Passage shown

-.-.-

Bug #116696 NGRAM Parser and Boolean Mode Inconsistency with Chinese Punctuation
Submitted: 18 Nov 2024 13:55 Modified: 21 Nov 2024 14:13
Reporter: jianghong sheng Email Updates:
Status: Verified Impact on me:
None 
Category:MySQL Server: FULLTEXT search Severity:S3 (Non-critical)
Version:9.1 OS:Any
Assigned to: CPU Architecture:Any
Tags: full text search

[18 Nov 2024 13:55] jianghong sheng
Description:
When using MySQL’s Full-Text Search with the ngram parser and Boolean mode, Chinese punctuation marks (such as ,) are not correctly handled, but do return results as expected when natural language mode.

-.-.-

Supplied records
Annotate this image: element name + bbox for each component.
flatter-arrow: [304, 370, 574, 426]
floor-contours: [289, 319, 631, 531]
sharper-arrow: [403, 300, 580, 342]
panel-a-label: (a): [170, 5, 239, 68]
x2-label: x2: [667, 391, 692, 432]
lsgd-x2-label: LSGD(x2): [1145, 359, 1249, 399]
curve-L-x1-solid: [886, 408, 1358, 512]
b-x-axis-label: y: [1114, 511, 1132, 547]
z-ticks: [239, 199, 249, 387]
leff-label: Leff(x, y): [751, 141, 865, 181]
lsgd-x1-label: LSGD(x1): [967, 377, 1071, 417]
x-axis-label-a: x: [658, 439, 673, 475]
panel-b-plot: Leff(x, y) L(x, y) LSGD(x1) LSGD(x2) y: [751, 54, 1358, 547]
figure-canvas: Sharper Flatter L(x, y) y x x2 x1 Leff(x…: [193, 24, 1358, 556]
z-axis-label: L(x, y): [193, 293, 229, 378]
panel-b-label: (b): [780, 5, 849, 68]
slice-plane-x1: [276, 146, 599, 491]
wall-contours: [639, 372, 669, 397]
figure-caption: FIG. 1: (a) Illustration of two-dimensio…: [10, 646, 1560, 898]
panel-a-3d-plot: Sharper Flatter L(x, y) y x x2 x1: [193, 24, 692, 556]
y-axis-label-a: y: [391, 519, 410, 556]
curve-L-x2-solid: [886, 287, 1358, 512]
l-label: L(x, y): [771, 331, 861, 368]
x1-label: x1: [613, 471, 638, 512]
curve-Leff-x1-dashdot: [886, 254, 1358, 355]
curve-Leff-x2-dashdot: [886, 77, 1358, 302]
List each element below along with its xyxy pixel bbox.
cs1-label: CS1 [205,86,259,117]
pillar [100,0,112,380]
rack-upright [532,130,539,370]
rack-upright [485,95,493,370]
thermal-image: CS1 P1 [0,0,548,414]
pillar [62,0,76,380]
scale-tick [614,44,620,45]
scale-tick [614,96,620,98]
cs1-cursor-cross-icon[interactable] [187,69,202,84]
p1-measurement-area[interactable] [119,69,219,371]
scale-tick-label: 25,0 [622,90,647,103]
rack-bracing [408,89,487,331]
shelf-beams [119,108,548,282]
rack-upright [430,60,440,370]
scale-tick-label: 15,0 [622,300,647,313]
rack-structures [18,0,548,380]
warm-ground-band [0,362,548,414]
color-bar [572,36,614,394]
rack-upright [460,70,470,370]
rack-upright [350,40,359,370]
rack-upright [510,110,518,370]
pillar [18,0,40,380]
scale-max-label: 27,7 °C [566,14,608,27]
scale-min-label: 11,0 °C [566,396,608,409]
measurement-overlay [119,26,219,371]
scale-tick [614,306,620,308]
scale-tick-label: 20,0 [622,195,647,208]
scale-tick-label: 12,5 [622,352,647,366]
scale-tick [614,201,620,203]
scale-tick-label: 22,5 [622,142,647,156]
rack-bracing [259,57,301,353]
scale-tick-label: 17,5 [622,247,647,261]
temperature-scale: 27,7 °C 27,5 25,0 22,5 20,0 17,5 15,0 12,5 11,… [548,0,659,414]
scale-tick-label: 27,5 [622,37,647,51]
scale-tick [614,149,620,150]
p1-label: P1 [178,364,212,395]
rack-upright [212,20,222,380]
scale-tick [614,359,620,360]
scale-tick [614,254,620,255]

-.-.-

What you will do
Translate this sentence from the MySQL bug report into Spanish: "When using MySQL’s Full-Text Search with the ngram parser and Boolean mode, Chinese punctuation marks (such as ,) are not correctly handled, but do return results as expected when natural language mode." The entries above have no connection to the MySQL bug report.

Exercise solution
Al usar la búsqueda de texto completo de MySQL con el analizador ngram y el modo booleano, los signos de puntuación chinos (como ,) no se manejan correctamente, pero sí devuelven resultados como se espera en el modo de lenguaje natural.